Filosofia, arte e critica – da Atelier n. 13, marzo 1999 – di Giuliano Ladolfi

  1. Premessa

Diversi sono gli aspetti sotto cui si può esaminare il rapporto tra arte e filosofia. Ma in una rivista di “poesia, critica e letteratura” pare naturale privilegiare la posizione del pensiero raziocinante all’interno del pensiero poetante e non viceversa

In secondo luogo una simile prospettiva implica ulteriori precisazioni, per il fatto che i due àmbiti sono così strettamente uniti che è difficile anche concettualmente operare divisioni. La filosofia si presenta come elemento costitutivo dell’arte non solo perché si pone come condizione preliminare all’attuazione dell’arte, ma anche perché influenza l’autore nel momento in cui nell’opera egli trasfonde la sua Weltanschauung, il senso o il nonsenso del vivere e il suo rapporto con il reale.

  1. L’estetica contemporanea

Le tendenze attuali della filosofia schematicamente si dividono in due correnti, quella degli analitici e quella dei continentali non senza reciproche connessioni ed influenze, secondo l’ipotesi di Franca D’Agostini1.

La distinzione a livello teorico è abbastanza netta: «Sono in gioco due diversi modi di concepire la prassi filosofica: una “filosofia scientifica” (la corrente degli analisti praticata nelle scuole del Regno Unito e negli Stati Uniti), fondata sulla logica dei risultati delle scienze naturali ed esatte, e una filosofia a impostazione “umanistica” (la corrente continentale, perché diffusa nell’Europa continentale), che considera determinante la storia e pensa la logica come “arte del logos” o “disciplina del concetto”, più che come calcolo o computazione. Intesa in questo senso, l’antitesi tra analitici e continentali riproduce all’interno della filosofia l’antitesi tra cultura scientifica e cultura umanistica (tra logica e retorica […]): un’interiore turbolenza da cui la filosofia (che la si intenda come scienza prima o come metascienza o come forma di razionalità dimissionaria e in stato di perenne autocongedo) non si è mai liberata»2. Nel periodo dagli Anni Trenta agli Anni Settanta la distinzione apparve abbastanza netta, attualmente, invece, le posizioni si sono avvicinate.

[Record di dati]
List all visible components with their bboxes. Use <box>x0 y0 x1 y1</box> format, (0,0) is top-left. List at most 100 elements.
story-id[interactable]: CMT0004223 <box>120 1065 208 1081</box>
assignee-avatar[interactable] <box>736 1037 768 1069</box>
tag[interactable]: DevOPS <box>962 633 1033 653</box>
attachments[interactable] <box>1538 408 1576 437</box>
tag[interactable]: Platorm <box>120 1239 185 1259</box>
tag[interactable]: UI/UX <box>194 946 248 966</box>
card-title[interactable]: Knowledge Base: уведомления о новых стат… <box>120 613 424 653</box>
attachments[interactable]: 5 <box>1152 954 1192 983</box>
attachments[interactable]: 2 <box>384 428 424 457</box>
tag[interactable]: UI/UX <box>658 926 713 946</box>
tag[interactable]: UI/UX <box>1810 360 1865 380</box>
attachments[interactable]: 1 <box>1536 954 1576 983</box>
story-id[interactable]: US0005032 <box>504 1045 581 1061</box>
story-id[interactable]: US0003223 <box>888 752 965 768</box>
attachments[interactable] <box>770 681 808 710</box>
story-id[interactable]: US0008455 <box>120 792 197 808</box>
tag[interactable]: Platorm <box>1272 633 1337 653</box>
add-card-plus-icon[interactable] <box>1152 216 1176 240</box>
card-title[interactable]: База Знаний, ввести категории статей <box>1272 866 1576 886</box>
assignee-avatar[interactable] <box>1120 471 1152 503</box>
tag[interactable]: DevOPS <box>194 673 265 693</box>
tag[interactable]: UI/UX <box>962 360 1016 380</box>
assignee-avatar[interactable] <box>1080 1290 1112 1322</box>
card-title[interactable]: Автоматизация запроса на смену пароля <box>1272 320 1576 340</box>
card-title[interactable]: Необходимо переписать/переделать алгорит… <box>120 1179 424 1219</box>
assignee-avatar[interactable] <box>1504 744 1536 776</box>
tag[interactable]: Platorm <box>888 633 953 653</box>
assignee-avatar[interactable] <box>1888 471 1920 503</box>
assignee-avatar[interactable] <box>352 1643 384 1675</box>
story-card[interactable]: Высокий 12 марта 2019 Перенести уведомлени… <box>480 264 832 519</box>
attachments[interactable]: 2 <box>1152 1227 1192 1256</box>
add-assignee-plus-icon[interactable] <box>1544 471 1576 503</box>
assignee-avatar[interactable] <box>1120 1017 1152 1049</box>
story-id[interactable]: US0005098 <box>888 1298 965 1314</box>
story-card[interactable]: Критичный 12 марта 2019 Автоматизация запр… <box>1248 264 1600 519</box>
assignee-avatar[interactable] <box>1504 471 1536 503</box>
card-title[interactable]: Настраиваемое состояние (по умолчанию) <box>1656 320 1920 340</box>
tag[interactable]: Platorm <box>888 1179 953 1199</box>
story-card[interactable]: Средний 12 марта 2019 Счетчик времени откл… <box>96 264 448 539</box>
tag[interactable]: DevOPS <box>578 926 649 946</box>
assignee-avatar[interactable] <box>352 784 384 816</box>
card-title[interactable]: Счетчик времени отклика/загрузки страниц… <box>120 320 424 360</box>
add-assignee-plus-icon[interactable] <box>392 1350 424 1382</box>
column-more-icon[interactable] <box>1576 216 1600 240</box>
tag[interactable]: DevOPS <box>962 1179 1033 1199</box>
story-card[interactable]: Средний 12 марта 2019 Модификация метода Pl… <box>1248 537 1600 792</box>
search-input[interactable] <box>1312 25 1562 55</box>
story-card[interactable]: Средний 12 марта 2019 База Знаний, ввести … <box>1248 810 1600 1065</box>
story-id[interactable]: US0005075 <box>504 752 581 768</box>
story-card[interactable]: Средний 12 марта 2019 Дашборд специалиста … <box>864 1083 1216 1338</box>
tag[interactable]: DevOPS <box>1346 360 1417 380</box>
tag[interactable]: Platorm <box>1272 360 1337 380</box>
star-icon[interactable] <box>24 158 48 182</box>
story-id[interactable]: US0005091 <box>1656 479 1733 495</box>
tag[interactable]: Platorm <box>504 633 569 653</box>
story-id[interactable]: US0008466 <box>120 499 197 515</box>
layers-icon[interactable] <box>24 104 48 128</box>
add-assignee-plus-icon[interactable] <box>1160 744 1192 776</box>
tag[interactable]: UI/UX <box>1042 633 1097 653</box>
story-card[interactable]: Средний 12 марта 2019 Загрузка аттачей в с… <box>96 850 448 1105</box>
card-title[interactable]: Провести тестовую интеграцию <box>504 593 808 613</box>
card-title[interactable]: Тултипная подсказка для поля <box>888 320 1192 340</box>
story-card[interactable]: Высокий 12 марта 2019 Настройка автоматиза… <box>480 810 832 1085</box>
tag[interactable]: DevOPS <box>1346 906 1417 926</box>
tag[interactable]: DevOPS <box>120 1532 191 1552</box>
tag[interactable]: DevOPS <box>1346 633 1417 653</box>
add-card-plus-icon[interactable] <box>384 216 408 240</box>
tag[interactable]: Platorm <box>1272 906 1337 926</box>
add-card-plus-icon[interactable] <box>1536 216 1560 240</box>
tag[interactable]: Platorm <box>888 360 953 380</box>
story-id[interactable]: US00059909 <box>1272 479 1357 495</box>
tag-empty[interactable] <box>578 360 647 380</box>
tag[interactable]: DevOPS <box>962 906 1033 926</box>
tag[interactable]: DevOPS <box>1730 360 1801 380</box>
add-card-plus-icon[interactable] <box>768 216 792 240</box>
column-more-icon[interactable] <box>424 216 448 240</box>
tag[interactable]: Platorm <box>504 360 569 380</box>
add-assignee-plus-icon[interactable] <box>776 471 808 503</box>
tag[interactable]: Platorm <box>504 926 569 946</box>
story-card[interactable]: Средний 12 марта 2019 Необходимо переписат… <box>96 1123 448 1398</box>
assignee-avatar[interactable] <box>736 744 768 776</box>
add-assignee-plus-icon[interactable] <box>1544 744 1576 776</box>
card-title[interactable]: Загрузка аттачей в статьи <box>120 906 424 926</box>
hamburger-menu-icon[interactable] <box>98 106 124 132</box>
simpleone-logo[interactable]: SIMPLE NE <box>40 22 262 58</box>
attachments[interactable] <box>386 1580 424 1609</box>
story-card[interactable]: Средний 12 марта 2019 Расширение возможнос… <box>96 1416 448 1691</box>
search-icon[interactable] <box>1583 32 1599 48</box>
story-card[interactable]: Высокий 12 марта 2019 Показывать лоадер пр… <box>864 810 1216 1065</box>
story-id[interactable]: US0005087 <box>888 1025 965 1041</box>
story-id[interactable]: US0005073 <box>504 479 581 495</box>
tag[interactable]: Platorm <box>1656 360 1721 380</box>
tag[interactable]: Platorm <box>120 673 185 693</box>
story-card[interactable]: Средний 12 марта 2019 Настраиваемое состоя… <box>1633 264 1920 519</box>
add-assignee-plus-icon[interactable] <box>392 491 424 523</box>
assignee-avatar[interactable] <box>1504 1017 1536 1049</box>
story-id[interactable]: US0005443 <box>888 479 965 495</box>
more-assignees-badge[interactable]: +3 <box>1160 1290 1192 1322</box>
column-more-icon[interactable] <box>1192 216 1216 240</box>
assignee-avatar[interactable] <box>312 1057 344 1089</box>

## OBIETTIVI
A. Nel testo su arte e filosofia, dove è praticata la corrente degli analisti?
B. Per favore, riprendi il testo su arte e filosofia dal punto in cui si interrompe.
Le righe non servono per svolgere i compiti.

## RISPOSTE AI COMPITI
A. Nelle scuole del Regno Unito e negli Stati Uniti.

B.
Tale impostazione determina anche due diverse tendenze nel settore estetico: il filosofo analitico dedicherà la sua riflessione alla definizione del concetto di arte, mentre il continentale esaminerà l’arte nel suo sviluppo storico, nelle sue modalità espressive e nella complessità delle sue attuazioni. Come «non esiste la filosofia, ma esistono molte filosofie, molti modi e ragioni per dirsi filosofi»3, così non esiste un’estetica, ma diverse estetiche, differenti e talvolta antitetiche sia dal punto di vista concettuale sia dal punto di vista pratico. Solo all’interno del pensiero analitico si può trovare una relativa convergenza logica.

Probabilmente mai nella storia del pensiero umano le posizioni furono più distanti: da una parte la ricerca muove da deduzioni logiche modellate sulla rigorosa analisi del linguaggio, all’interno del quale sono accettate solo le proposizioni verificabili, per cui il capo d’analisi si riduce ad un discorso logico, perfetto, ma con il limite di essere astratto; dall’altra l’indagine muove dal “mondo fenomenologico”, dalla condizione del reale nella sua “datità” con il pericolo di cadere nell’impossibilità di delineare una concezione artistica e di accettare come tale ogni produzione a cui si attribuisce più o meno appropriatamente la denominazione di arte.

  1. Necessità di chiarimenti

In primo luogo occorre interrogarsi se sia ancora legittimo parlare di problema estetico. Secondo Maurizio Ferraris4, infatti, la filosofia dell’arte non può essere oggetto di indagine speculativa per il fatto che si basa su due elementi indefinibili e innati, quali il genio e il gusto. Come non è possibile insegnare la bellezza, così vano sarebbe ogni tentativo di superare ogni tipo di riflessione che non rivesta carattere pratico ed esplicativo.

Tale impostazione, che in apparenza pare basarsi su princìpi apodittici ed universali, manifesta un carattere fortemente storicistico, si lega profondamente, come si vedrà, alla filosofia continentale, comporta il trionfo della soggettività e determina l’impossibilità di ogni dialogo tra posizioni diverse. A ben vedere, però, la problematica investe i fondamenti del pensiero stesso e riguarda la possibilità o l’impossibiità di concordare, almeno in via provvisoria, su alcuni elementi minimi.

Proprio alla luce di questa pregiudiziale l’estetica deve porsi come questione preliminare il problema se si possono trovare categorie in grado di qualificare come “artistico” un determinato prodotto oppure se affidarsi ad “esperti”, così definiti in base a non si sa quali criteri, perché il problema dell’indefinibilità dell’estetica si riverbera inevitabilmente sull’indefinibilità del critico e del suo giudizio generando una serie di rimandi all’infinito6.

Proprio in vista di una necessità di una possibilità di discorso l’arte deve andare alla ricerca della propria identità, dei propri compiti e dei propri limiti. È fondamentale un’analisi su funzioni, oggetti e metodi di un sapere e di una pratica. E proprio nell’antinomia teoria-pratica si concentrano tutte le difficoltà di comprensione, di accordo e di attuazione; l’arte, infatti, attinge contemporaneamente a due regni, alla teoria e alla pratica. Si richiede un ponte che colleghi i due àmbiti.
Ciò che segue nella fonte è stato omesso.